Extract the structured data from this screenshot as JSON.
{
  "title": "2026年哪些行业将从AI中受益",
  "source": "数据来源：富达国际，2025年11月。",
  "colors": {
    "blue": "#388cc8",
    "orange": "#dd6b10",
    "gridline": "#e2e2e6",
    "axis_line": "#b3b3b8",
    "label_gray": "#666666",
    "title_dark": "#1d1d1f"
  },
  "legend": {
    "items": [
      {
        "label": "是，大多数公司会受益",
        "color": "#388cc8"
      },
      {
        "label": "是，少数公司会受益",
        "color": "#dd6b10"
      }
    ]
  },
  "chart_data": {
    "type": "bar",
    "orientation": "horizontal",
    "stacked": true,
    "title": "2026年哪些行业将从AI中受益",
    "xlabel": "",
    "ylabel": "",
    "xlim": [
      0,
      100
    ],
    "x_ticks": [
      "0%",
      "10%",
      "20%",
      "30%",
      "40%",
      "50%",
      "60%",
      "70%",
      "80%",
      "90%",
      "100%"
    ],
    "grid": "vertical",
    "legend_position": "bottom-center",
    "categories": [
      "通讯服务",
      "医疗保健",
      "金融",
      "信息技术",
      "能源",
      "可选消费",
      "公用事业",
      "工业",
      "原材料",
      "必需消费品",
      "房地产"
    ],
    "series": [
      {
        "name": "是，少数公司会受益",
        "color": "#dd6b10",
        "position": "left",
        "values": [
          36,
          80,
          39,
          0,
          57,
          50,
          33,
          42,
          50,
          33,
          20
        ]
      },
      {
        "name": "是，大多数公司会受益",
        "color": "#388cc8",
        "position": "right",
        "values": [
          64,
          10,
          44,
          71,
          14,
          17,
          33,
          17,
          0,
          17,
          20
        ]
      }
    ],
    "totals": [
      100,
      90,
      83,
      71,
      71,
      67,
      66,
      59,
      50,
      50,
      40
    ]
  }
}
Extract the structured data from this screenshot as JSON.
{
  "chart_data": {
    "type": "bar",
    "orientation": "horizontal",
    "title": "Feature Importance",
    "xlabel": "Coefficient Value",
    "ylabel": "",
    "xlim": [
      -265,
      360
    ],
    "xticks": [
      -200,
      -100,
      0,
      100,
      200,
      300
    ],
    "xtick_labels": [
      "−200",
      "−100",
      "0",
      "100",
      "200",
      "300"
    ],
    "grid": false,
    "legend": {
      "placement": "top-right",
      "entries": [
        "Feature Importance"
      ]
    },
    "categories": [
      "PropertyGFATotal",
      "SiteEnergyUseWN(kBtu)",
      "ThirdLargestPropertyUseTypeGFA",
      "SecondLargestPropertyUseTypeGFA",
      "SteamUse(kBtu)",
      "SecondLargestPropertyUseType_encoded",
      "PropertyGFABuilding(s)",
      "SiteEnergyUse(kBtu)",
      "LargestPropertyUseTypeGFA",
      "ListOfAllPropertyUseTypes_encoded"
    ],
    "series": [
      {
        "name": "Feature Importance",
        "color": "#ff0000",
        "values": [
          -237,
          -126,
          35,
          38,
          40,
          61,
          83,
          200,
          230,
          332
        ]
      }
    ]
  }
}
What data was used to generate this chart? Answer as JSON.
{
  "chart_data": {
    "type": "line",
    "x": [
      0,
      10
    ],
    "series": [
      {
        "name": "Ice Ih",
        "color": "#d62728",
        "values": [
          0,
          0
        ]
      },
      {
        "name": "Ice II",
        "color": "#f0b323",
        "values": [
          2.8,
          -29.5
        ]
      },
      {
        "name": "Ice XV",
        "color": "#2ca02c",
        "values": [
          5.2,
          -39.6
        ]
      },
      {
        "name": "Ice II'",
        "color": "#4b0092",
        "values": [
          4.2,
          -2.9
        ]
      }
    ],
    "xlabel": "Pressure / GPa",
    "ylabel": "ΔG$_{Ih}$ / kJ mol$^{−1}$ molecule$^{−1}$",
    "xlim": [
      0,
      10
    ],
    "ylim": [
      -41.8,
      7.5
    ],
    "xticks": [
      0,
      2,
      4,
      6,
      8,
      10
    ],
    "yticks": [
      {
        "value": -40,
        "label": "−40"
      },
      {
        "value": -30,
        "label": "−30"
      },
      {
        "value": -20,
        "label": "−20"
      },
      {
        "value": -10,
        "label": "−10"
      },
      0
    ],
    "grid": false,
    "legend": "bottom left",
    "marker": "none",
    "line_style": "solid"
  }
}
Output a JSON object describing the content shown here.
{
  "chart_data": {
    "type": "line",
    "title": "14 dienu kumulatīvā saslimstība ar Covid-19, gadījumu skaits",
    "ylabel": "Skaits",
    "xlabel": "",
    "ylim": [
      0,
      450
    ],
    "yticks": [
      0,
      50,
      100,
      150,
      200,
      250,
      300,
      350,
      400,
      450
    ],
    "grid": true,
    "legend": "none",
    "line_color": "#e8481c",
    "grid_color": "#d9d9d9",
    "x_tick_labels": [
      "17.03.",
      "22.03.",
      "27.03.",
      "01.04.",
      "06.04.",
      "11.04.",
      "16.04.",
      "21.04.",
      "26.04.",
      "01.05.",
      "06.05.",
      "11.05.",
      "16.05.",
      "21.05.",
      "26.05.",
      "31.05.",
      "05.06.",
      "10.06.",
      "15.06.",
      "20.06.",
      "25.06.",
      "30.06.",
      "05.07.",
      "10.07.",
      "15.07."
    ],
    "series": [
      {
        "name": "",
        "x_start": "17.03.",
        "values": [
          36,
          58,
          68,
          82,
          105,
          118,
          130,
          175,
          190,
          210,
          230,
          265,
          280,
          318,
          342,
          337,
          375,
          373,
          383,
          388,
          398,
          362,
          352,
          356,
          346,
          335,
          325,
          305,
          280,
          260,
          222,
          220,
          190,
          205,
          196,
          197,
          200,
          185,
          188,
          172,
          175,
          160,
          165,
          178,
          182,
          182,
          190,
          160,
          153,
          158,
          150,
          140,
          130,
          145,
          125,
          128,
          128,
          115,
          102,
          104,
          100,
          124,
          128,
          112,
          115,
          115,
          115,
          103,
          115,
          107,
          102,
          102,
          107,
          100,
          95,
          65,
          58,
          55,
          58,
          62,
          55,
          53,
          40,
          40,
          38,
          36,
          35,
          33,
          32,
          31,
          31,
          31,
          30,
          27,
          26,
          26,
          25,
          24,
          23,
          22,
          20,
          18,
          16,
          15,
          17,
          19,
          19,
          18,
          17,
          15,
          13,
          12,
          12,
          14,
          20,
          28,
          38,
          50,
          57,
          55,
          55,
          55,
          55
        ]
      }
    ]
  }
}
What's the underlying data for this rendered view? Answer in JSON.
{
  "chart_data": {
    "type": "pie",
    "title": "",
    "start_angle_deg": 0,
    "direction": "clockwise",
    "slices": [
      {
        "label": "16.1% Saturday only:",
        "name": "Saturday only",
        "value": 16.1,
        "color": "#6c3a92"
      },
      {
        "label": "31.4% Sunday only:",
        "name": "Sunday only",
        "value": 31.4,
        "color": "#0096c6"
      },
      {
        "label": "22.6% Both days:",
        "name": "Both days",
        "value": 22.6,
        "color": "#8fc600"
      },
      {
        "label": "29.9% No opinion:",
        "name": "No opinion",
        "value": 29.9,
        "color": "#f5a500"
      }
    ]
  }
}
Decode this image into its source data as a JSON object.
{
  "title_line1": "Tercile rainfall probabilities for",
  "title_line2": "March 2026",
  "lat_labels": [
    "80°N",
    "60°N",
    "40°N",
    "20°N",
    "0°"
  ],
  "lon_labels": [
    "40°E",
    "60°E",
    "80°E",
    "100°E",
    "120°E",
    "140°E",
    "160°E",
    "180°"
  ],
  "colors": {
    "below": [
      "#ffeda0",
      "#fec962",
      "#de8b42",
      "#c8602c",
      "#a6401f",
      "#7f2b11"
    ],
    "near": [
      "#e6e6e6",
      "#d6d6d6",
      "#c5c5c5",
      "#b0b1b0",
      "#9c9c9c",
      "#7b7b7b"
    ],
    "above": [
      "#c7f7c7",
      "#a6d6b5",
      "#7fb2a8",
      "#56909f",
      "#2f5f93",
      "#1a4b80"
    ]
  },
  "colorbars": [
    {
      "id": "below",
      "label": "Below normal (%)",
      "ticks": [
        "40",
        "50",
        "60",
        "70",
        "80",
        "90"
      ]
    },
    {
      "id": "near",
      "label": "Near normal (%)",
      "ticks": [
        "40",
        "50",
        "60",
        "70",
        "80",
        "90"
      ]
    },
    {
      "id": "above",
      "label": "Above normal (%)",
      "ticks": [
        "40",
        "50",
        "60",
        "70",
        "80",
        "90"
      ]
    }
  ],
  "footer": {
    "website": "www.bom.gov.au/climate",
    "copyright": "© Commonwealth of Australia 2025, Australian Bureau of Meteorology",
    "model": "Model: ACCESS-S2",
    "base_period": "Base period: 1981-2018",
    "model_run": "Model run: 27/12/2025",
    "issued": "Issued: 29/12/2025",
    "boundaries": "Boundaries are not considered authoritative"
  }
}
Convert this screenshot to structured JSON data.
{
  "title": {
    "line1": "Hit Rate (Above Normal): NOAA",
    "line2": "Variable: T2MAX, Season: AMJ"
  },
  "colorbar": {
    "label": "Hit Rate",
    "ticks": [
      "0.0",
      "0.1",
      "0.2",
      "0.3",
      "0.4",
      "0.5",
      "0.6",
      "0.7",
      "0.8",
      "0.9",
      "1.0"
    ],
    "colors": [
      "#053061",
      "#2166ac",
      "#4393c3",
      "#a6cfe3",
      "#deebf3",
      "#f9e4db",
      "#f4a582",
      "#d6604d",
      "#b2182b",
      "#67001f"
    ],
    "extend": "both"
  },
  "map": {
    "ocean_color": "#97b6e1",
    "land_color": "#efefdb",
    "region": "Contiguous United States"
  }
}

* [Task] Return, word for word, each line from the line that contains "Convert this screenshot" to the end of the listing above; include both end lines and nothing else.

* [The completed task]
Convert this screenshot to structured JSON data.
{
  "title": {
    "line1": "Hit Rate (Above Normal): NOAA",
    "line2": "Variable: T2MAX, Season: AMJ"
  },
  "colorbar": {
    "label": "Hit Rate",
    "ticks": [
      "0.0",
      "0.1",
      "0.2",
      "0.3",
      "0.4",
      "0.5",
      "0.6",
      "0.7",
      "0.8",
      "0.9",
      "1.0"
    ],
    "colors": [
      "#053061",
      "#2166ac",
      "#4393c3",
      "#a6cfe3",
      "#deebf3",
      "#f9e4db",
      "#f4a582",
      "#d6604d",
      "#b2182b",
      "#67001f"
    ],
    "extend": "both"
  },
  "map": {
    "ocean_color": "#97b6e1",
    "land_color": "#efefdb",
    "region": "Contiguous United States"
  }
}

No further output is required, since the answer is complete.